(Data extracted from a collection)

>> Begin

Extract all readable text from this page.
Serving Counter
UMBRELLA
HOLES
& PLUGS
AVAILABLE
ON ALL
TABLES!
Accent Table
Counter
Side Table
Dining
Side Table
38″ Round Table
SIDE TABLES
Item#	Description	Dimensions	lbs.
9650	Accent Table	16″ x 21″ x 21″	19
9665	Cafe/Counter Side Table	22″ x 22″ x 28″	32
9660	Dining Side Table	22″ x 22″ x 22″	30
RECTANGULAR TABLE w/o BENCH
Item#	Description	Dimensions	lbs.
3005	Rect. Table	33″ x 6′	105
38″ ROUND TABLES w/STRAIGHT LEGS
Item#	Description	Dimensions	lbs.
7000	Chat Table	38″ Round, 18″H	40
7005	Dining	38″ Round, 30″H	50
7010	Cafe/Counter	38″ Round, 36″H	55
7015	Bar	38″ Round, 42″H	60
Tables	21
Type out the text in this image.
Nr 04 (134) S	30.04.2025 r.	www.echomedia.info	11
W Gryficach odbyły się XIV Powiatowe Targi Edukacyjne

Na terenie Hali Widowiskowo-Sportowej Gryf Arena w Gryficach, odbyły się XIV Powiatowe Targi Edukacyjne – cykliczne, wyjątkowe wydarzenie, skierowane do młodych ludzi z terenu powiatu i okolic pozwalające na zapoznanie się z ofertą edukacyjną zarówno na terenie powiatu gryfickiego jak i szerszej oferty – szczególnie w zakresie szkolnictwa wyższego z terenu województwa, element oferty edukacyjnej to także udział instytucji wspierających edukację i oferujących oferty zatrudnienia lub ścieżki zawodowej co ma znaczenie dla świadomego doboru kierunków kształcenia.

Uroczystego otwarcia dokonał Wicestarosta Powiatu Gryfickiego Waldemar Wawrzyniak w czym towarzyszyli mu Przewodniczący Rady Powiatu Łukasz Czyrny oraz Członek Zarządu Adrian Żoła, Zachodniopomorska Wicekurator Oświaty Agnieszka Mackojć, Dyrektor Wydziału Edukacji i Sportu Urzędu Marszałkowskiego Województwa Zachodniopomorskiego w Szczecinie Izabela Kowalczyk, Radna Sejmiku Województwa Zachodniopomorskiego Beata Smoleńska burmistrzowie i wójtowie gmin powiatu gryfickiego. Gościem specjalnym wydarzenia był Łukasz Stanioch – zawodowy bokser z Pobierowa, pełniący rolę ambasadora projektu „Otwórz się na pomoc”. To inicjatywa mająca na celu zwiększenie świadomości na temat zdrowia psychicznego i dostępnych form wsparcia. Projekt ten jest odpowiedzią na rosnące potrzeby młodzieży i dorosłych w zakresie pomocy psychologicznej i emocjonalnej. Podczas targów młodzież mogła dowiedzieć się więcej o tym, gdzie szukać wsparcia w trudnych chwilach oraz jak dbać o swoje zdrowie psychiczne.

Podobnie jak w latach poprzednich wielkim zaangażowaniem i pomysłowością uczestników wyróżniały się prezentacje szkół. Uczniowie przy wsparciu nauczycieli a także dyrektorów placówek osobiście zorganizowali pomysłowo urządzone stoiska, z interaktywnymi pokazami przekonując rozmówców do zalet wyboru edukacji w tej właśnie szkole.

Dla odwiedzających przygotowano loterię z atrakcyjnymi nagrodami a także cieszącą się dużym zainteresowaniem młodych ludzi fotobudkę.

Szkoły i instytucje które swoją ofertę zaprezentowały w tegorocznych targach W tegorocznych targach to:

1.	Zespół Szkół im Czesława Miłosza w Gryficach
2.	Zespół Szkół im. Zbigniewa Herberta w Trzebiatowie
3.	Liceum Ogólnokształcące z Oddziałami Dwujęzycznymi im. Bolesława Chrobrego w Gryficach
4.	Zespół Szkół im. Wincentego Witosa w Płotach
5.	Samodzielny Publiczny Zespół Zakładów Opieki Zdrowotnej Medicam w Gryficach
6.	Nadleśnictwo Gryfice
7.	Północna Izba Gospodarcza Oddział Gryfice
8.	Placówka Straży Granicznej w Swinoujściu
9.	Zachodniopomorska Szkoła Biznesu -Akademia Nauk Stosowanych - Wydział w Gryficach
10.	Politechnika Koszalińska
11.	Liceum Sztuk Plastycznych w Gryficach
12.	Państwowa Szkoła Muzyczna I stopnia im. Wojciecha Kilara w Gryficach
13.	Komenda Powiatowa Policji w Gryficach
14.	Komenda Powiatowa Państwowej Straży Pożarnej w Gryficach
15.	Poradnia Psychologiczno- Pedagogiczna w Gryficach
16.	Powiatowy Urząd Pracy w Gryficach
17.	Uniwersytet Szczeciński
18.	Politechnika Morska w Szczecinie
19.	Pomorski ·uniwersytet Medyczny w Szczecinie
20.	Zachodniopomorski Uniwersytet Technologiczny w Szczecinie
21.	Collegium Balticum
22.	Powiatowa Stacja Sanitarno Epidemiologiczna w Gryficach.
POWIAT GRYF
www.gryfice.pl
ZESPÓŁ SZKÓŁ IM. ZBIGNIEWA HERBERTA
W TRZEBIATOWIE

>> End

▶ **Exercise goal**
Work out how many lines in the records above hold the string "Cafe", then give only that count.

▶ **Full solution**
2